PROBLEM:
Copy every line that holds "hogy".

********

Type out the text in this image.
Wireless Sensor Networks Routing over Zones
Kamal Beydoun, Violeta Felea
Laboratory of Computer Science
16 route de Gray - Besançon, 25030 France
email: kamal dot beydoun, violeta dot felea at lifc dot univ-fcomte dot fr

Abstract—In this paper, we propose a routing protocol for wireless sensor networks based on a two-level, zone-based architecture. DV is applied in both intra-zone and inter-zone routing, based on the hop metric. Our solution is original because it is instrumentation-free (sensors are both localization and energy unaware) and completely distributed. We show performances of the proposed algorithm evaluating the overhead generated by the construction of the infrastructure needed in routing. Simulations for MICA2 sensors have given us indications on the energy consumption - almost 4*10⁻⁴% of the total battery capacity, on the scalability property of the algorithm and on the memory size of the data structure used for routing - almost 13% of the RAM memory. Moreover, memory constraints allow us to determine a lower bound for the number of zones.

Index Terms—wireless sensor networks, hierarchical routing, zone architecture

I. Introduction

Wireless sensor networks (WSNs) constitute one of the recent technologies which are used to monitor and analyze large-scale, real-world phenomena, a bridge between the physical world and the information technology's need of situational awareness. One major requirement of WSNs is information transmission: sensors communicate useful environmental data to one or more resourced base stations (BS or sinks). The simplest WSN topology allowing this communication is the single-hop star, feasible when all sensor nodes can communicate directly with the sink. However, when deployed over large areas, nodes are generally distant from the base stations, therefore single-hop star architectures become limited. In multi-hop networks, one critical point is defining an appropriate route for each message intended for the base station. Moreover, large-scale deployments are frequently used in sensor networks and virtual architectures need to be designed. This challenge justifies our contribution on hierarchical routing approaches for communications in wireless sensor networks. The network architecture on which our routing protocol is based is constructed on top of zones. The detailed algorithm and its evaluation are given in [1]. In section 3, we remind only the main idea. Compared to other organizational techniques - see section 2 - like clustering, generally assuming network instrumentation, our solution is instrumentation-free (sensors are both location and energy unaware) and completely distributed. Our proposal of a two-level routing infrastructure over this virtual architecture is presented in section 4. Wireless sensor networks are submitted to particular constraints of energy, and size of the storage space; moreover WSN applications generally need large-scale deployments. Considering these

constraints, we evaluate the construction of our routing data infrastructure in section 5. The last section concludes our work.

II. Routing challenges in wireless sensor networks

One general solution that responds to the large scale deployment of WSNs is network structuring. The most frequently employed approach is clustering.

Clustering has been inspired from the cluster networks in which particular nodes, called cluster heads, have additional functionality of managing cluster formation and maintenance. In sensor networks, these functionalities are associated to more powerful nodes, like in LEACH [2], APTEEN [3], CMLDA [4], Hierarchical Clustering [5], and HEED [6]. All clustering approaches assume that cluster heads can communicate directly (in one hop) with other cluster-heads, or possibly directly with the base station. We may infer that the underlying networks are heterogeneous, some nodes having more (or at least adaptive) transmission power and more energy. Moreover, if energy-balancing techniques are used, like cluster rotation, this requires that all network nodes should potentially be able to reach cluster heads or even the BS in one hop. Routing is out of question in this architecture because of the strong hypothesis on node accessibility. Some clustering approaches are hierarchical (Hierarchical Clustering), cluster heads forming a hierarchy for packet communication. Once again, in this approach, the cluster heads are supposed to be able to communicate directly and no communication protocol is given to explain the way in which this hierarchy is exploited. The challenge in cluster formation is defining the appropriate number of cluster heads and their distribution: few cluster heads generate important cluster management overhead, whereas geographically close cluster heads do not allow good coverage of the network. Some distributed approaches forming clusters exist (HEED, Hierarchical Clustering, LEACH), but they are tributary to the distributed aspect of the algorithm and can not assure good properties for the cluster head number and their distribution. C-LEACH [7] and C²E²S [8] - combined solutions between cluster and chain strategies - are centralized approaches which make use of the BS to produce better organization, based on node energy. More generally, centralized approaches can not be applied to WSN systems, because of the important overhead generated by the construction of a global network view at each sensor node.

********

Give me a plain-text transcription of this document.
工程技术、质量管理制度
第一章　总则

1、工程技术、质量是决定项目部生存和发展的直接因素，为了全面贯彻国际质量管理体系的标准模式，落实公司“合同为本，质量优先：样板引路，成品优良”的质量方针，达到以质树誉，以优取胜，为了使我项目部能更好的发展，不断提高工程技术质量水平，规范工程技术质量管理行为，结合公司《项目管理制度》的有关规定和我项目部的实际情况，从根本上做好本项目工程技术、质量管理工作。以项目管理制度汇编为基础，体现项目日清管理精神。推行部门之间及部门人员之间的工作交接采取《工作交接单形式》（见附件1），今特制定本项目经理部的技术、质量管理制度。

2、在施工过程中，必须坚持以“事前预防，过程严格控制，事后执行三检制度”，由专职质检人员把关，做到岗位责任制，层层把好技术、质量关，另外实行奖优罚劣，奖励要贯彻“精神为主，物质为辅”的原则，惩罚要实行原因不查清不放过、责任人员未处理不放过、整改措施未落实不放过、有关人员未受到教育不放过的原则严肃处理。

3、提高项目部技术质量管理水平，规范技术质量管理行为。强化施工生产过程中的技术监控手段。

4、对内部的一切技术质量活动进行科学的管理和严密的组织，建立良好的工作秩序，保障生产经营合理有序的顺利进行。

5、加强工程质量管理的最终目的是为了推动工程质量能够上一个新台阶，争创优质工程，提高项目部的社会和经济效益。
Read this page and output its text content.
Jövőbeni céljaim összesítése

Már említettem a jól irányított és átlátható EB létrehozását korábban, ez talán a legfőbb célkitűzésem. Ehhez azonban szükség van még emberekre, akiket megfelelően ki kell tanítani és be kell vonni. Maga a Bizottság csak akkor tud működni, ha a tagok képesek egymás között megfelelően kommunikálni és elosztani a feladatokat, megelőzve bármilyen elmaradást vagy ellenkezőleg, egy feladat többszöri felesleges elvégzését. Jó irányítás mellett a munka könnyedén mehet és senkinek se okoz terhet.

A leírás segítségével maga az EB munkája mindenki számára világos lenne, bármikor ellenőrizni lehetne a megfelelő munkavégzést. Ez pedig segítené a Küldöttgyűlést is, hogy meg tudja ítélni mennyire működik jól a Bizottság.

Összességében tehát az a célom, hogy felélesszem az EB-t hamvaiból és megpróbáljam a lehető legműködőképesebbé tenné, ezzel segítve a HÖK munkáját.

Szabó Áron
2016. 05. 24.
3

********

FINAL RESULT:
A leírás segítségével maga az EB munkája mindenki számára világos lenne, bármikor ellenőrizni lehetne a megfelelő munkavégzést. Ez pedig segítené a Küldöttgyűlést is, hogy meg tudja ítélni mennyire működik jól a Bizottság.
Összességében tehát az a célom, hogy felélesszem az EB-t hamvaiból és megpróbáljam a lehető legműködőképesebbé tenné, ezzel segítve a HÖK munkáját.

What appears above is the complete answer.